* **Task goal**
From the entries below, copy every line where the string "JSON" appears.

* **Recorded data**
==================================================

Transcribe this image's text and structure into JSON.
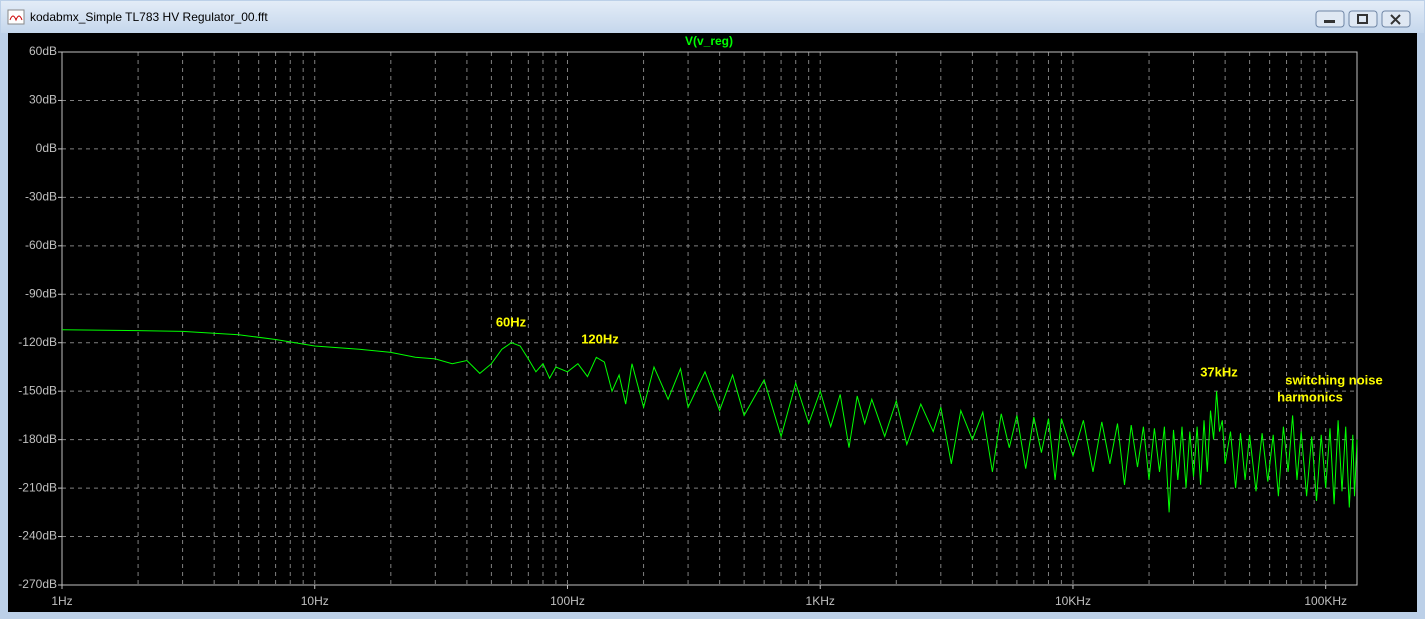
{
  "window": {
    "title": "kodabmx_Simple TL783 HV Regulator_00.fft"
  },
  "chart_data": {
    "type": "line",
    "title": "V(v_reg)",
    "log_x": true,
    "grid": true,
    "xlim": [
      1,
      133000
    ],
    "ylim": [
      -270,
      60
    ],
    "xticks": [
      {
        "value": 1,
        "label": "1Hz"
      },
      {
        "value": 10,
        "label": "10Hz"
      },
      {
        "value": 100,
        "label": "100Hz"
      },
      {
        "value": 1000,
        "label": "1KHz"
      },
      {
        "value": 10000,
        "label": "10KHz"
      },
      {
        "value": 100000,
        "label": "100KHz"
      }
    ],
    "yticks": [
      {
        "value": 60,
        "label": "60dB"
      },
      {
        "value": 30,
        "label": "30dB"
      },
      {
        "value": 0,
        "label": "0dB"
      },
      {
        "value": -30,
        "label": "-30dB"
      },
      {
        "value": -60,
        "label": "-60dB"
      },
      {
        "value": -90,
        "label": "-90dB"
      },
      {
        "value": -120,
        "label": "-120dB"
      },
      {
        "value": -150,
        "label": "-150dB"
      },
      {
        "value": -180,
        "label": "-180dB"
      },
      {
        "value": -210,
        "label": "-210dB"
      },
      {
        "value": -240,
        "label": "-240dB"
      },
      {
        "value": -270,
        "label": "-270dB"
      }
    ],
    "annotations": [
      "60Hz",
      "120Hz",
      "37kHz",
      "switching noise",
      "harmonics"
    ],
    "series": [
      {
        "name": "V(v_reg)",
        "color": "#00ff00",
        "x": [
          1,
          2,
          3,
          5,
          7,
          10,
          15,
          20,
          25,
          30,
          35,
          40,
          45,
          50,
          55,
          60,
          65,
          70,
          75,
          80,
          85,
          90,
          100,
          110,
          120,
          130,
          140,
          150,
          160,
          170,
          180,
          200,
          220,
          250,
          280,
          300,
          350,
          400,
          450,
          500,
          600,
          700,
          800,
          900,
          1000,
          1100,
          1200,
          1300,
          1400,
          1500,
          1600,
          1800,
          2000,
          2200,
          2500,
          2800,
          3000,
          3300,
          3600,
          4000,
          4400,
          4800,
          5200,
          5600,
          6000,
          6500,
          7000,
          7500,
          8000,
          8500,
          9000,
          10000,
          11000,
          12000,
          13000,
          14000,
          15000,
          16000,
          17000,
          18000,
          19000,
          20000,
          21000,
          22000,
          23000,
          24000,
          25000,
          26000,
          27000,
          28000,
          29000,
          30000,
          31000,
          32000,
          33000,
          34000,
          35000,
          36000,
          37000,
          38000,
          39000,
          40000,
          42000,
          44000,
          46000,
          48000,
          50000,
          53000,
          56000,
          59000,
          62000,
          65000,
          68000,
          71000,
          74000,
          77000,
          80000,
          84000,
          88000,
          92000,
          96000,
          100000,
          104000,
          108000,
          112000,
          116000,
          120000,
          124000,
          128000,
          130000,
          133000
        ],
        "values": [
          -112,
          -112.5,
          -113,
          -115,
          -118,
          -122,
          -124,
          -126,
          -129,
          -130,
          -133,
          -131,
          -139,
          -133,
          -124,
          -120,
          -122,
          -130,
          -138,
          -133,
          -142,
          -135,
          -138,
          -133,
          -141,
          -129,
          -132,
          -150,
          -140,
          -158,
          -133,
          -160,
          -135,
          -155,
          -136,
          -160,
          -138,
          -162,
          -140,
          -165,
          -143,
          -178,
          -145,
          -170,
          -150,
          -172,
          -152,
          -185,
          -153,
          -170,
          -155,
          -178,
          -156,
          -183,
          -158,
          -175,
          -160,
          -195,
          -162,
          -180,
          -163,
          -200,
          -164,
          -185,
          -165,
          -198,
          -166,
          -188,
          -167,
          -205,
          -167,
          -190,
          -168,
          -200,
          -169,
          -195,
          -170,
          -208,
          -171,
          -197,
          -172,
          -205,
          -173,
          -200,
          -172,
          -225,
          -174,
          -205,
          -172,
          -210,
          -175,
          -203,
          -172,
          -208,
          -168,
          -200,
          -162,
          -180,
          -150,
          -175,
          -168,
          -195,
          -175,
          -210,
          -176,
          -205,
          -177,
          -212,
          -176,
          -206,
          -177,
          -215,
          -172,
          -200,
          -165,
          -205,
          -175,
          -215,
          -178,
          -218,
          -177,
          -210,
          -173,
          -220,
          -168,
          -212,
          -172,
          -222,
          -177,
          -215,
          -180
        ]
      }
    ]
  }
}
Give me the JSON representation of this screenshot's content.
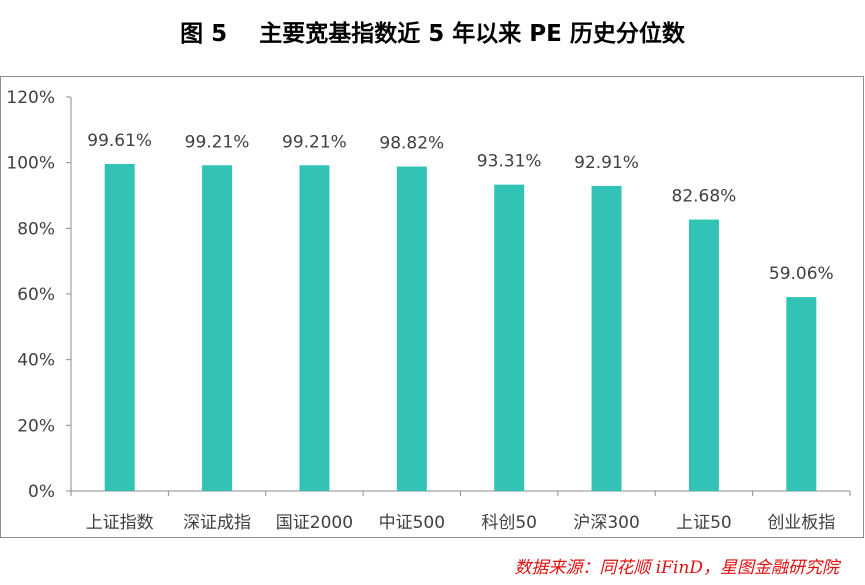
{
  "title": "图 5    主要宽基指数近 5 年以来 PE 历史分位数",
  "source": "数据来源：同花顺 iFinD，星图金融研究院",
  "colors": {
    "bar": "#32c3b6",
    "axis": "#8c8c8c",
    "text": "#404040",
    "source": "#e01010"
  },
  "chart_data": {
    "type": "bar",
    "categories": [
      "上证指数",
      "深证成指",
      "国证2000",
      "中证500",
      "科创50",
      "沪深300",
      "上证50",
      "创业板指"
    ],
    "values": [
      99.61,
      99.21,
      99.21,
      98.82,
      93.31,
      92.91,
      82.68,
      59.06
    ],
    "data_labels": [
      "99.61%",
      "99.21%",
      "99.21%",
      "98.82%",
      "93.31%",
      "92.91%",
      "82.68%",
      "59.06%"
    ],
    "ylim": [
      0,
      120
    ],
    "yticks": [
      0,
      20,
      40,
      60,
      80,
      100,
      120
    ],
    "ytick_labels": [
      "0%",
      "20%",
      "40%",
      "60%",
      "80%",
      "100%",
      "120%"
    ],
    "grid": false,
    "legend": "none"
  }
}
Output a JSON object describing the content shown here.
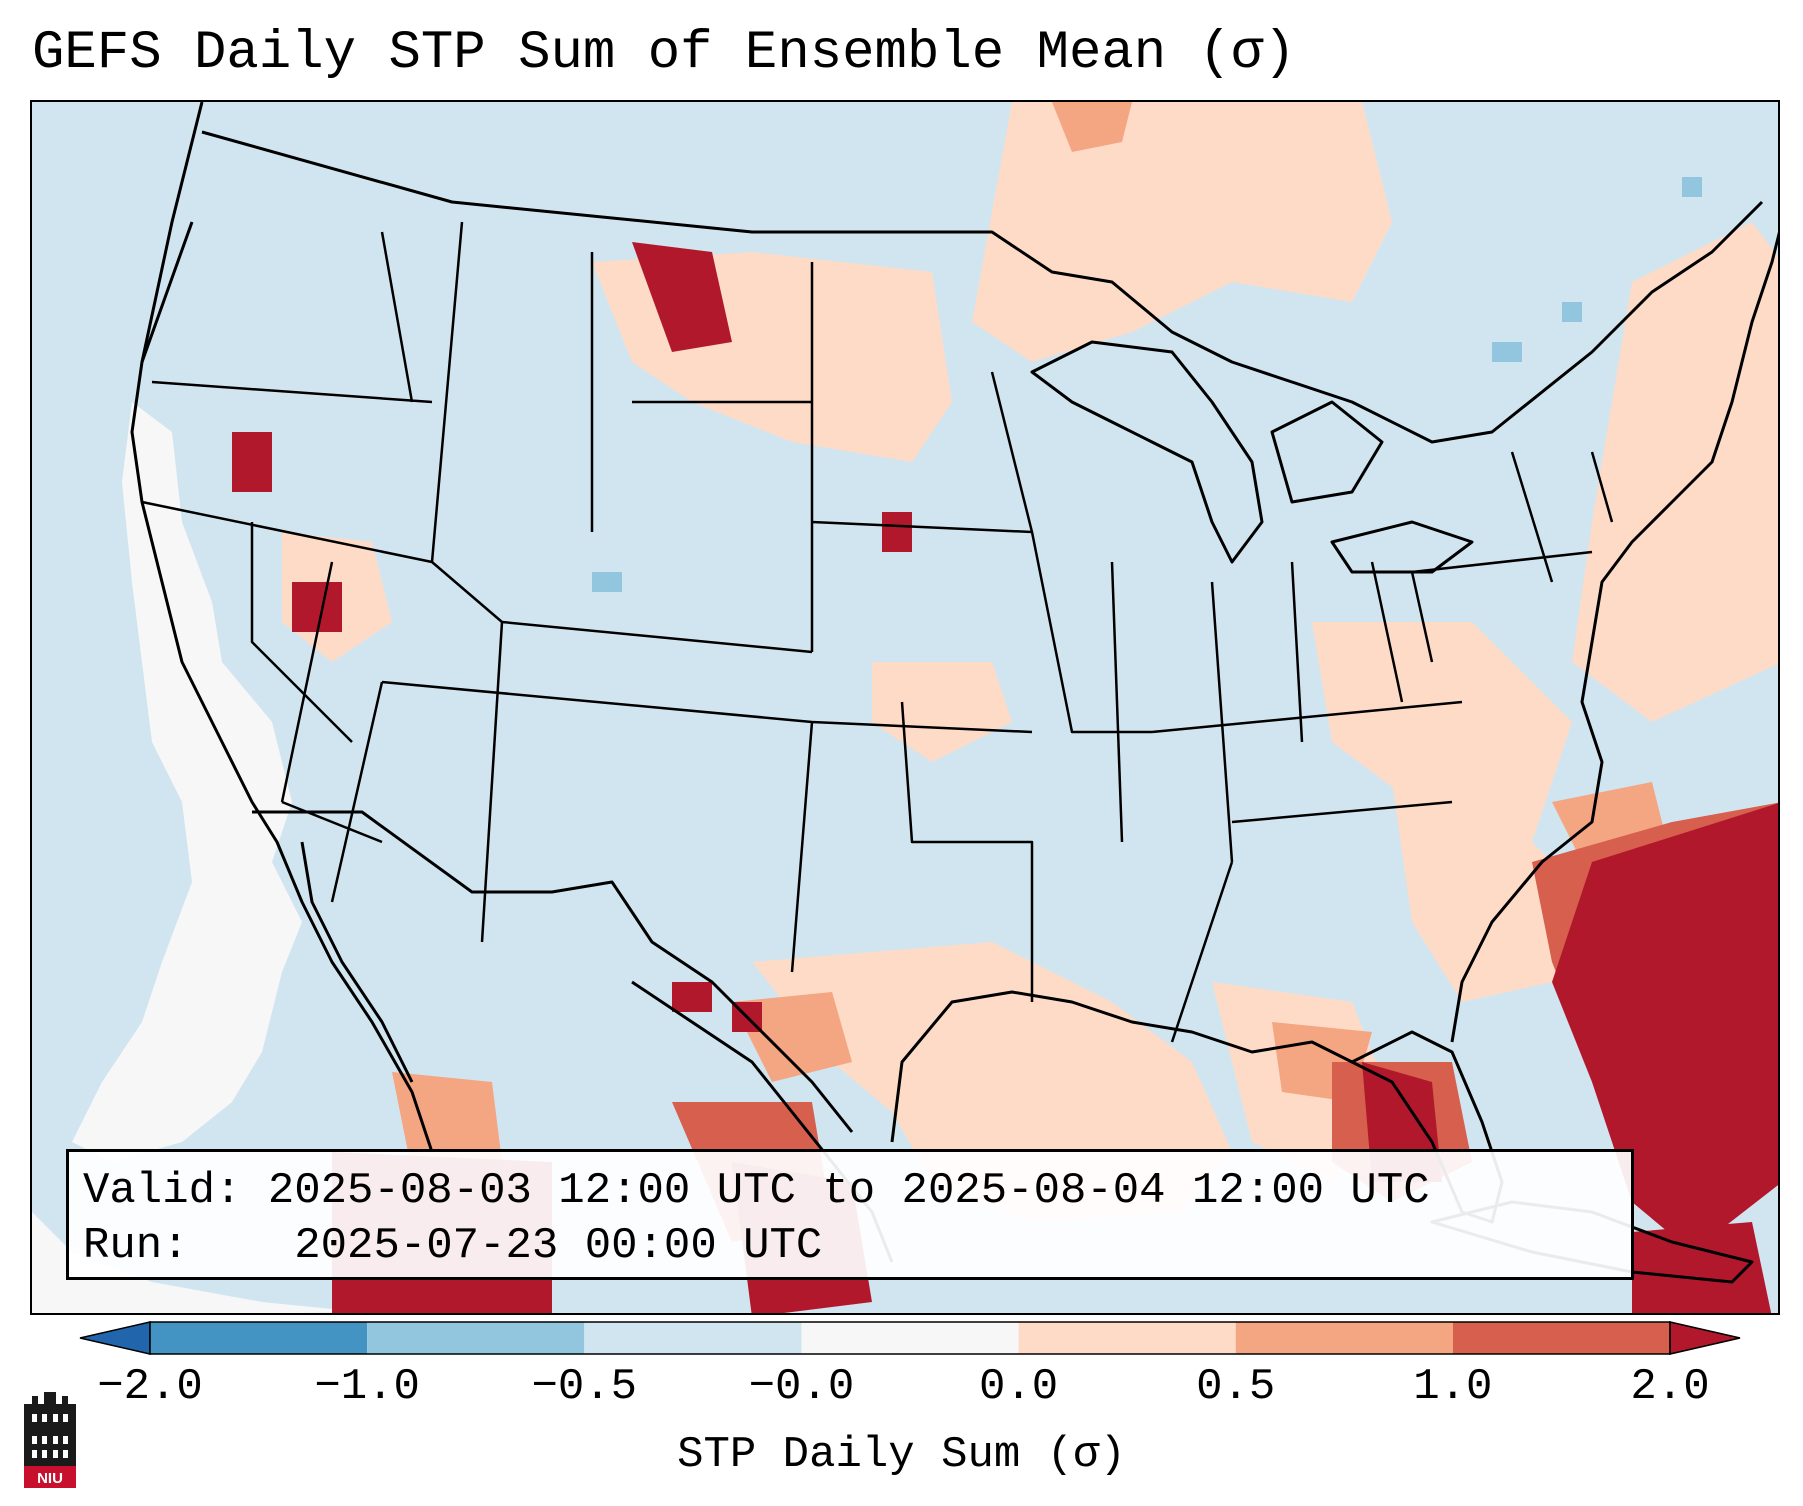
{
  "title": "GEFS Daily STP Sum of Ensemble Mean (σ)",
  "info": {
    "valid_label": "Valid:",
    "valid_value": "2025-08-03 12:00 UTC to 2025-08-04 12:00 UTC",
    "run_label": "Run:",
    "run_value": "2025-07-23 00:00 UTC"
  },
  "colorbar": {
    "label": "STP Daily Sum (σ)",
    "ticks": [
      "−2.0",
      "−1.0",
      "−0.5",
      "−0.0",
      "0.0",
      "0.5",
      "1.0",
      "2.0"
    ],
    "colors": [
      "#4393c3",
      "#92c5de",
      "#d1e5f0",
      "#f7f7f7",
      "#fddbc7",
      "#f4a582",
      "#d6604d"
    ],
    "under_color": "#2166ac",
    "over_color": "#b2182b"
  },
  "map": {
    "background_color": "#d1e5f0",
    "region": "Contiguous United States and surroundings"
  },
  "logo": {
    "text": "NIU"
  }
}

==================================================

* **Problem solution**
Transcribe this image's text and structure into JSON.
Give me the JSON representation of this screenshot's content.
Output a JSON object describing the content shown here.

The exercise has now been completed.